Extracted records
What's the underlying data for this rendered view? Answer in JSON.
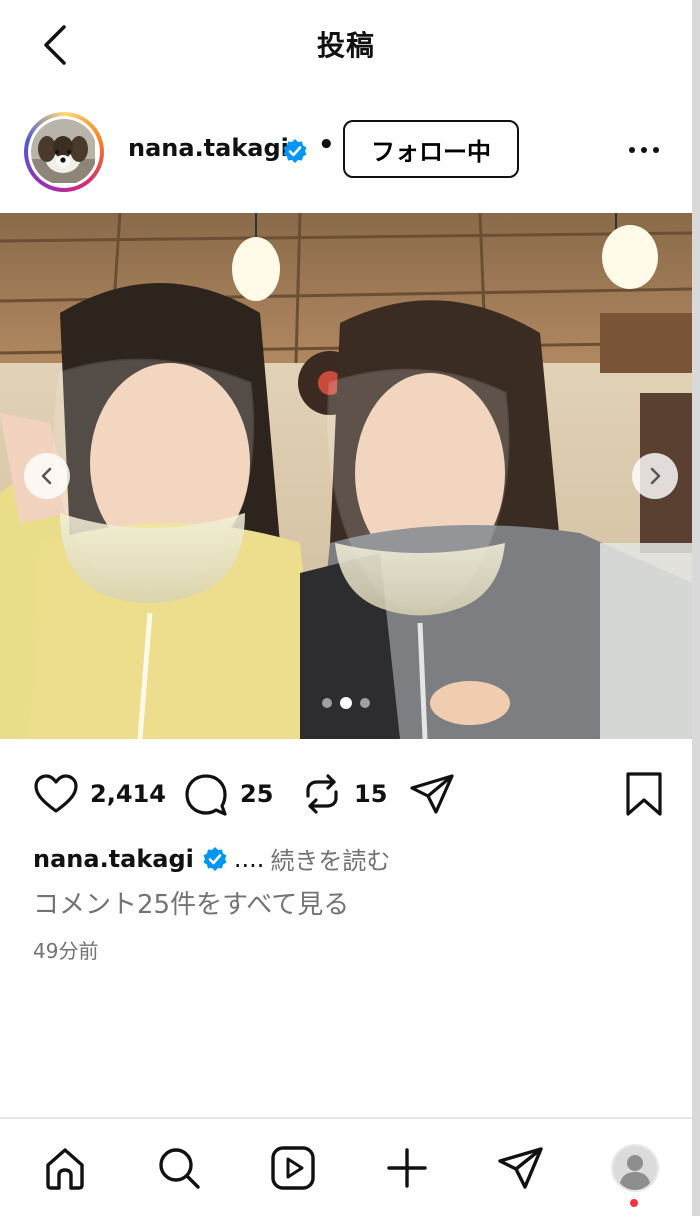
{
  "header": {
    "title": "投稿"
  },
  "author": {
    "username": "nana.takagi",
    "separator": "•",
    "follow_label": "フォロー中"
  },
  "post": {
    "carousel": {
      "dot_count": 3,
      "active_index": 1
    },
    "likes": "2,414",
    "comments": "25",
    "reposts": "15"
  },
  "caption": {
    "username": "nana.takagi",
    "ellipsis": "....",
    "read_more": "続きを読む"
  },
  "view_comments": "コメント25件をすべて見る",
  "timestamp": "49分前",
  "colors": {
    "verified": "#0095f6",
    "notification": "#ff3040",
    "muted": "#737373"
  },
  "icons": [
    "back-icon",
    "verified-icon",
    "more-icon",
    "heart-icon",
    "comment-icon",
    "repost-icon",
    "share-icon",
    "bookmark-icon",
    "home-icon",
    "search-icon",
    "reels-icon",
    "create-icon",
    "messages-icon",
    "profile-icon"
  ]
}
---
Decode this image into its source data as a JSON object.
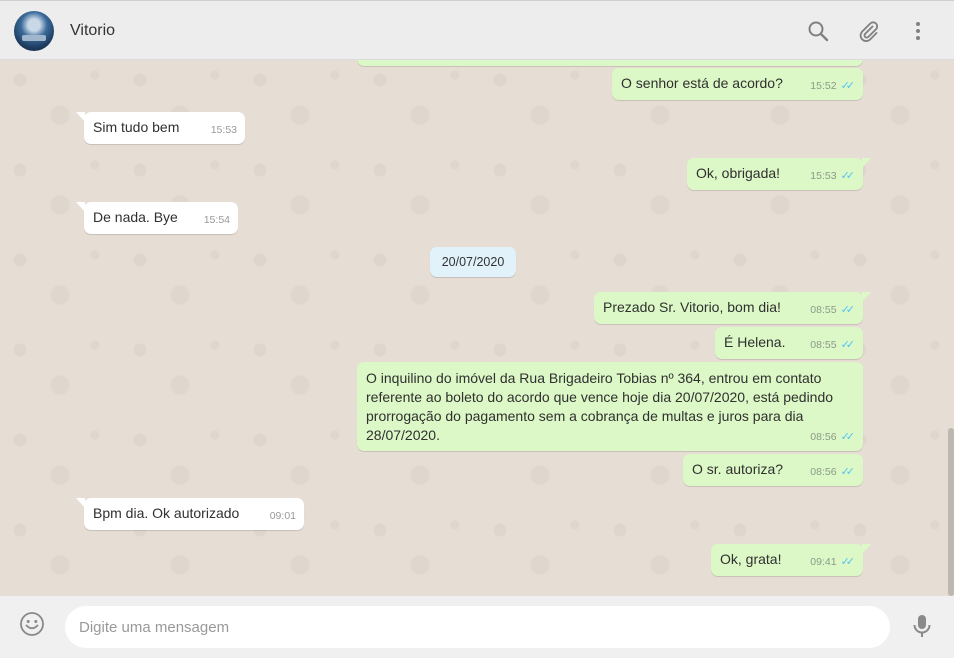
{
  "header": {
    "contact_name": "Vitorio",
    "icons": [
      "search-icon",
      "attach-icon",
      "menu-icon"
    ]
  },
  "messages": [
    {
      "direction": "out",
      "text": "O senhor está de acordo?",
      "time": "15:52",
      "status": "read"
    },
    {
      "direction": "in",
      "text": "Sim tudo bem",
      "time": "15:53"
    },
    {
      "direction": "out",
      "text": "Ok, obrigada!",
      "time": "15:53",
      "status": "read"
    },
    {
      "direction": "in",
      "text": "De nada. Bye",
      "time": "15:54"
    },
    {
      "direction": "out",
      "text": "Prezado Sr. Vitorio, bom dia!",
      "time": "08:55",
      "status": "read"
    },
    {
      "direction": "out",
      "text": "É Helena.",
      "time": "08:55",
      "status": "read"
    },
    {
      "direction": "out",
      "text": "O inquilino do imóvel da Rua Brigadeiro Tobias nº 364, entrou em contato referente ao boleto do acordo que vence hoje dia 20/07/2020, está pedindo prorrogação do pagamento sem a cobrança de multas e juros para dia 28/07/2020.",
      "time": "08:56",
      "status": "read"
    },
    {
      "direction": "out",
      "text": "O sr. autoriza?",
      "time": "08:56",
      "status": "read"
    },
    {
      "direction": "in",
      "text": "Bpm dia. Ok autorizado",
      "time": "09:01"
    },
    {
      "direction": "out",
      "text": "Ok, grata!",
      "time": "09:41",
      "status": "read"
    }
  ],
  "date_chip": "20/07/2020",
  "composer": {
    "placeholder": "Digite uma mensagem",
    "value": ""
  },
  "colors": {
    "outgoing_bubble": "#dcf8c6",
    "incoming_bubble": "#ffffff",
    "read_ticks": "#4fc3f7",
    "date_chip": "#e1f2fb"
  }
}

> [Set task]: Pick out each line above that includes "this" and show it.

> [Exercise solution]:
What's the underlying data for this rendered view? Answer in JSON.
Decode this image into its source data as a JSON object.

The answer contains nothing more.